DO THIS: Extract every record, exactly as written, and ignore the pictures.

RECORD LIST:
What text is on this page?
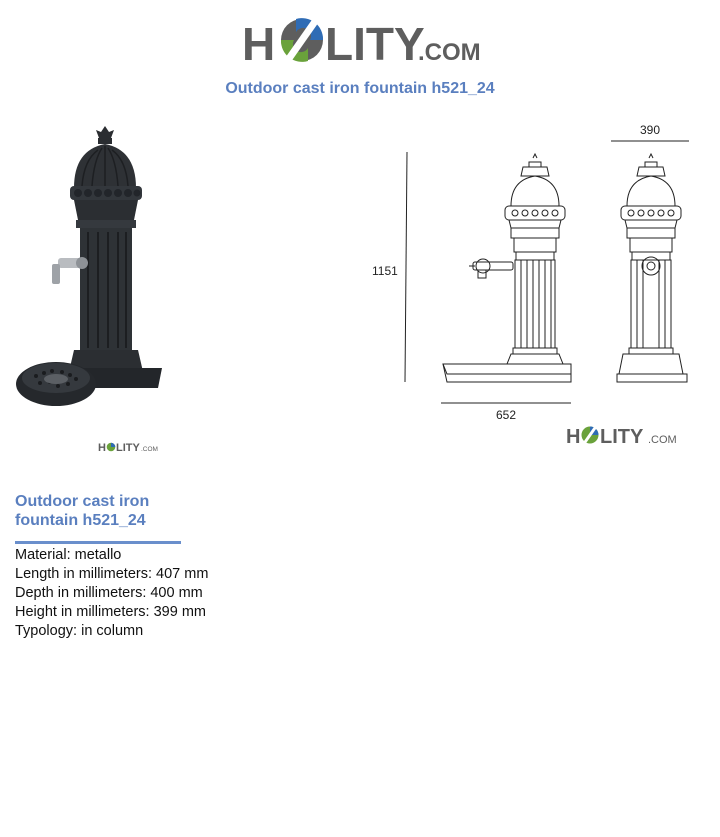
H LITY
.COM
Outdoor cast iron fountain h521_24
H LITY .COM
390
1151
652
H LITY .COM
Outdoor cast iron fountain h521_24
Material: metallo
Length in millimeters: 407 mm
Depth in millimeters: 400 mm
Height in millimeters: 399 mm
Typology: in column
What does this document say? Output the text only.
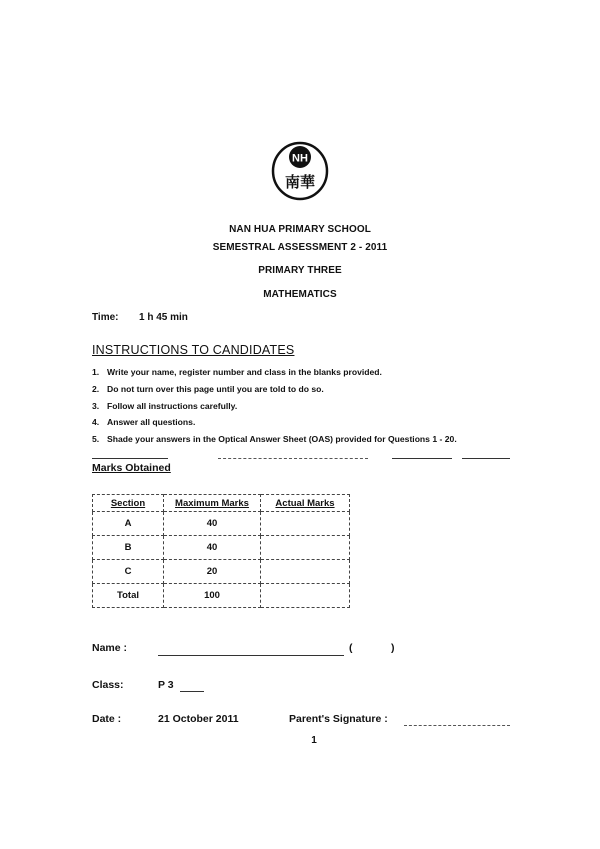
NH
南華
NAN HUA PRIMARY SCHOOL
SEMESTRAL ASSESSMENT 2 - 2011
PRIMARY THREE
MATHEMATICS
Time: 1 h 45 min
INSTRUCTIONS TO CANDIDATES
1. Write your name, register number and class in the blanks provided.
2. Do not turn over this page until you are told to do so.
3. Follow all instructions carefully.
4. Answer all questions.
5. Shade your answers in the Optical Answer Sheet (OAS) provided for Questions 1 - 20.
Marks Obtained
Section	Maximum Marks	Actual Marks
A	40	
B	40	
C	20	
Total	100	
Name :	(	)
Class:	P 3
Date :	21 October 2011	Parent's Signature :
1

RESPONSE TO THE TASK:
What text is on this page?
H LITY
.COM
Outdoor cast iron fountain h521_24
H LITY .COM
390
1151
652
H LITY .COM
Outdoor cast iron fountain h521_24
Material: metallo
Length in millimeters: 407 mm
Depth in millimeters: 400 mm
Height in millimeters: 399 mm
Typology: in column
What does this document say? Output the text only.
NH
南華
NAN HUA PRIMARY SCHOOL
SEMESTRAL ASSESSMENT 2 - 2011
PRIMARY THREE
MATHEMATICS
Time: 1 h 45 min
INSTRUCTIONS TO CANDIDATES
1. Write your name, register number and class in the blanks provided.
2. Do not turn over this page until you are told to do so.
3. Follow all instructions carefully.
4. Answer all questions.
5. Shade your answers in the Optical Answer Sheet (OAS) provided for Questions 1 - 20.
Marks Obtained
Section	Maximum Marks	Actual Marks
A	40	
B	40	
C	20	
Total	100	
Name :	(	)
Class:	P 3
Date :	21 October 2011	Parent's Signature :
1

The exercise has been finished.